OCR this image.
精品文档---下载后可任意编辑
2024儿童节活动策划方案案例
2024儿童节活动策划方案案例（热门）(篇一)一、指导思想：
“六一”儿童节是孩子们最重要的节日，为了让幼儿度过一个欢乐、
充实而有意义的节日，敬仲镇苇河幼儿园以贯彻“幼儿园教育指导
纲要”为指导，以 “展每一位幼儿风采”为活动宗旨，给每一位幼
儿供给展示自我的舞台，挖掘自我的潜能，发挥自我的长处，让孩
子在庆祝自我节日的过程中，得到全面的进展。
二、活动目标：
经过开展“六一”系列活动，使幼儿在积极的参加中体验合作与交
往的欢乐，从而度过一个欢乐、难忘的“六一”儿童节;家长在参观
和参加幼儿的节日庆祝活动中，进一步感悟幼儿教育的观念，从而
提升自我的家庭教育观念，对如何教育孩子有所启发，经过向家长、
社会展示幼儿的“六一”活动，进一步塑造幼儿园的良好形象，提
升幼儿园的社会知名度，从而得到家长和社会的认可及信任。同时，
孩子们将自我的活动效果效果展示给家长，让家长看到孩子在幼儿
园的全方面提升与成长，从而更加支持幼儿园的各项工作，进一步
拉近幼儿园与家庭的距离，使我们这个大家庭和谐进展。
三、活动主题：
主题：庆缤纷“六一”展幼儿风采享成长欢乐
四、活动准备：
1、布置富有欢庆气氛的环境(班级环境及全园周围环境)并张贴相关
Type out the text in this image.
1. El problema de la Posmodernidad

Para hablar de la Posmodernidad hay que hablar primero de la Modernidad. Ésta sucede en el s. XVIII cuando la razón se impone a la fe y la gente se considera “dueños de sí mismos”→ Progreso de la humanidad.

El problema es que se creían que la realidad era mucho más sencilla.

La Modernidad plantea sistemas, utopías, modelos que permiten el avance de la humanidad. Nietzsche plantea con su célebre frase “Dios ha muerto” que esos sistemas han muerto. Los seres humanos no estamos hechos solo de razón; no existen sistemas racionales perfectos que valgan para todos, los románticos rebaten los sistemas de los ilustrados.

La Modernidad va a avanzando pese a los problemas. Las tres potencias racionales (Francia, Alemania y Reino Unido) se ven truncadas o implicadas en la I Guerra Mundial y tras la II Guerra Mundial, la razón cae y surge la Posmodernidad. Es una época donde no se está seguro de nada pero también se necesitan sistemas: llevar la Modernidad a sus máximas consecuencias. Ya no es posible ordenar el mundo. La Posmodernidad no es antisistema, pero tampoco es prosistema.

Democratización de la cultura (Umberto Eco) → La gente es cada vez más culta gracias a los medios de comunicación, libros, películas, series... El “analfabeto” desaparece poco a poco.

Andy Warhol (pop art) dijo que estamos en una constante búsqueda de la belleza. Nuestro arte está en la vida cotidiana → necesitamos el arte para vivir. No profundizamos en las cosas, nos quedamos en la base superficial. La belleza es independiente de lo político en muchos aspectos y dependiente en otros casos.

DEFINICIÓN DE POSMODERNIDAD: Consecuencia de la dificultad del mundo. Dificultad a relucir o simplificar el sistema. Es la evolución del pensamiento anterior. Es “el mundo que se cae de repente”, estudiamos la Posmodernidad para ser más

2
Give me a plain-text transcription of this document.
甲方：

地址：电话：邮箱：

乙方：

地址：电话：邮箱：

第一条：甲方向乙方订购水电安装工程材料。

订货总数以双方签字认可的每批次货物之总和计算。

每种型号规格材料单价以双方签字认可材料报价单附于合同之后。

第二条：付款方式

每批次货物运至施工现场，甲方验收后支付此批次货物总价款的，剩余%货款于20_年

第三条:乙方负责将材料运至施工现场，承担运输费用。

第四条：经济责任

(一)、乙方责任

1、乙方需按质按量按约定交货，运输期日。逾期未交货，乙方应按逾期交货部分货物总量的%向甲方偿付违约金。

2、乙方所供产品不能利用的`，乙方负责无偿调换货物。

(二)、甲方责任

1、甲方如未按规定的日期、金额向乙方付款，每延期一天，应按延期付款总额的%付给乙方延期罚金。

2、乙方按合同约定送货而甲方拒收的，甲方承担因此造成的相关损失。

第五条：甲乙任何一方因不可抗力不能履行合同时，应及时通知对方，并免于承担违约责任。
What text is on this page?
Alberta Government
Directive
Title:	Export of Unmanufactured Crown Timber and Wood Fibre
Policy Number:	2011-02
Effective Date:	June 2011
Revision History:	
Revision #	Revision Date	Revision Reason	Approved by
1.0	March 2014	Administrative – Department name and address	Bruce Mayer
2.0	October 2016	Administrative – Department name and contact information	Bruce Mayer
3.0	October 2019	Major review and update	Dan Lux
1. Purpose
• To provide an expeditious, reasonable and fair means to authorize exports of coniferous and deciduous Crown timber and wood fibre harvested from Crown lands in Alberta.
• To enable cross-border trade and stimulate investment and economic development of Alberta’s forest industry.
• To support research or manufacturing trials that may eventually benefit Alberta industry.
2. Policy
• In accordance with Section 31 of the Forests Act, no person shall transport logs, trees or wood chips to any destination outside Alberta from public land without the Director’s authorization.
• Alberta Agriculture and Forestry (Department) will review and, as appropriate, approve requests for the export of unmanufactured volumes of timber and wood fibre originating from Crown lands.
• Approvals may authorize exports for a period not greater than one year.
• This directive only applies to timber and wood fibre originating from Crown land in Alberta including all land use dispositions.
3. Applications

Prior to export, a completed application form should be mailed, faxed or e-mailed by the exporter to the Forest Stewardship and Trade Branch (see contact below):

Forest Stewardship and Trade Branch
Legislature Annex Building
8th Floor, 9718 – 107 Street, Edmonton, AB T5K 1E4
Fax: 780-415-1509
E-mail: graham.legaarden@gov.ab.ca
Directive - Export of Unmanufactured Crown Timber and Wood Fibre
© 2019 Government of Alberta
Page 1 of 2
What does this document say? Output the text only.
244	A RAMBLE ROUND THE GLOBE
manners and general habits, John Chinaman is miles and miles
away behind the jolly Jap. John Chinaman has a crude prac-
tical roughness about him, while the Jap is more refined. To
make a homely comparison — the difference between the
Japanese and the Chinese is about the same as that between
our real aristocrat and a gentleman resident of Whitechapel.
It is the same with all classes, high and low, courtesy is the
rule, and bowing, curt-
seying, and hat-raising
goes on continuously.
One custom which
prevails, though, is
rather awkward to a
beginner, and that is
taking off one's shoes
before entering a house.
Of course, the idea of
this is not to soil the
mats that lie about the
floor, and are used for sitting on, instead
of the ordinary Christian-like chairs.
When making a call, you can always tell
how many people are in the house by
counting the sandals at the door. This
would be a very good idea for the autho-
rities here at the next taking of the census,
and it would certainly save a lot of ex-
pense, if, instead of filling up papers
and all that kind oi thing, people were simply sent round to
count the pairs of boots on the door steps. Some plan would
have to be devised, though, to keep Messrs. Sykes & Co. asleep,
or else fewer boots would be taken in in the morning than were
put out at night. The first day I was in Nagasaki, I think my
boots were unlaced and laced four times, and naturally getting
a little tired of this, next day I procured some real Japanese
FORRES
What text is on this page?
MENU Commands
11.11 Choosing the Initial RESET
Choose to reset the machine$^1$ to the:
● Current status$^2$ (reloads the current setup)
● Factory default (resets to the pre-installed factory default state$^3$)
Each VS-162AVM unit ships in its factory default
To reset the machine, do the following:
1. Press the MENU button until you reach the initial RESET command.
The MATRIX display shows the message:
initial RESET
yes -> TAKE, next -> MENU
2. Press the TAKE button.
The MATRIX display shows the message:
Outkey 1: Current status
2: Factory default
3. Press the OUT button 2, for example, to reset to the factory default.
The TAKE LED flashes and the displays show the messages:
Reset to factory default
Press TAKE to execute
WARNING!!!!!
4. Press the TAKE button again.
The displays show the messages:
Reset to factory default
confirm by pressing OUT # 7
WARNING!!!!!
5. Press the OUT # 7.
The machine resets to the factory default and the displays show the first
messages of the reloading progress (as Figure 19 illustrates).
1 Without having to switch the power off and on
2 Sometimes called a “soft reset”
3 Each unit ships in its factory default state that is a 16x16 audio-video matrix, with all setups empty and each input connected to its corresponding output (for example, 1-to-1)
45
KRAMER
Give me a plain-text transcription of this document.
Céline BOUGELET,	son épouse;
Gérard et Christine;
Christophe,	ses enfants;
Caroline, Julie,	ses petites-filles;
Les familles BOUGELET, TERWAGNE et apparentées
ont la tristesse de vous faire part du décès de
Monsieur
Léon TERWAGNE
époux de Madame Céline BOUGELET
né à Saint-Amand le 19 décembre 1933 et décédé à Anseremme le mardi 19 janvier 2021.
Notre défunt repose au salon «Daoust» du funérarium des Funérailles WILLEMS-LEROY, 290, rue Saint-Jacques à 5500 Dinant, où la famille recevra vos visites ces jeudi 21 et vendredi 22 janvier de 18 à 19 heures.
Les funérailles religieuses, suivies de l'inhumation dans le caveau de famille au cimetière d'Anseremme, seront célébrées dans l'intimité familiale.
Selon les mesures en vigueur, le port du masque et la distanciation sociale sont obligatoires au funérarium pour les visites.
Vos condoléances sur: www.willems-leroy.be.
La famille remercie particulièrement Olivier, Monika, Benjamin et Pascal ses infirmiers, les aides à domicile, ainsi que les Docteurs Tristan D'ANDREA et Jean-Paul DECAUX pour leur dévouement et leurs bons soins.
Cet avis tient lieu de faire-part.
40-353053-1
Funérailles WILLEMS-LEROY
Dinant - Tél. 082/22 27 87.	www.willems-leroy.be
____
§ **Objective**: From the records, copy every line that has the string "authorize" in it.

§ **Response to the exercise**:
• To provide an expeditious, reasonable and fair means to authorize exports of coniferous and deciduous Crown timber and wood fibre harvested from Crown lands in Alberta.
• Approvals may authorize exports for a period not greater than one year.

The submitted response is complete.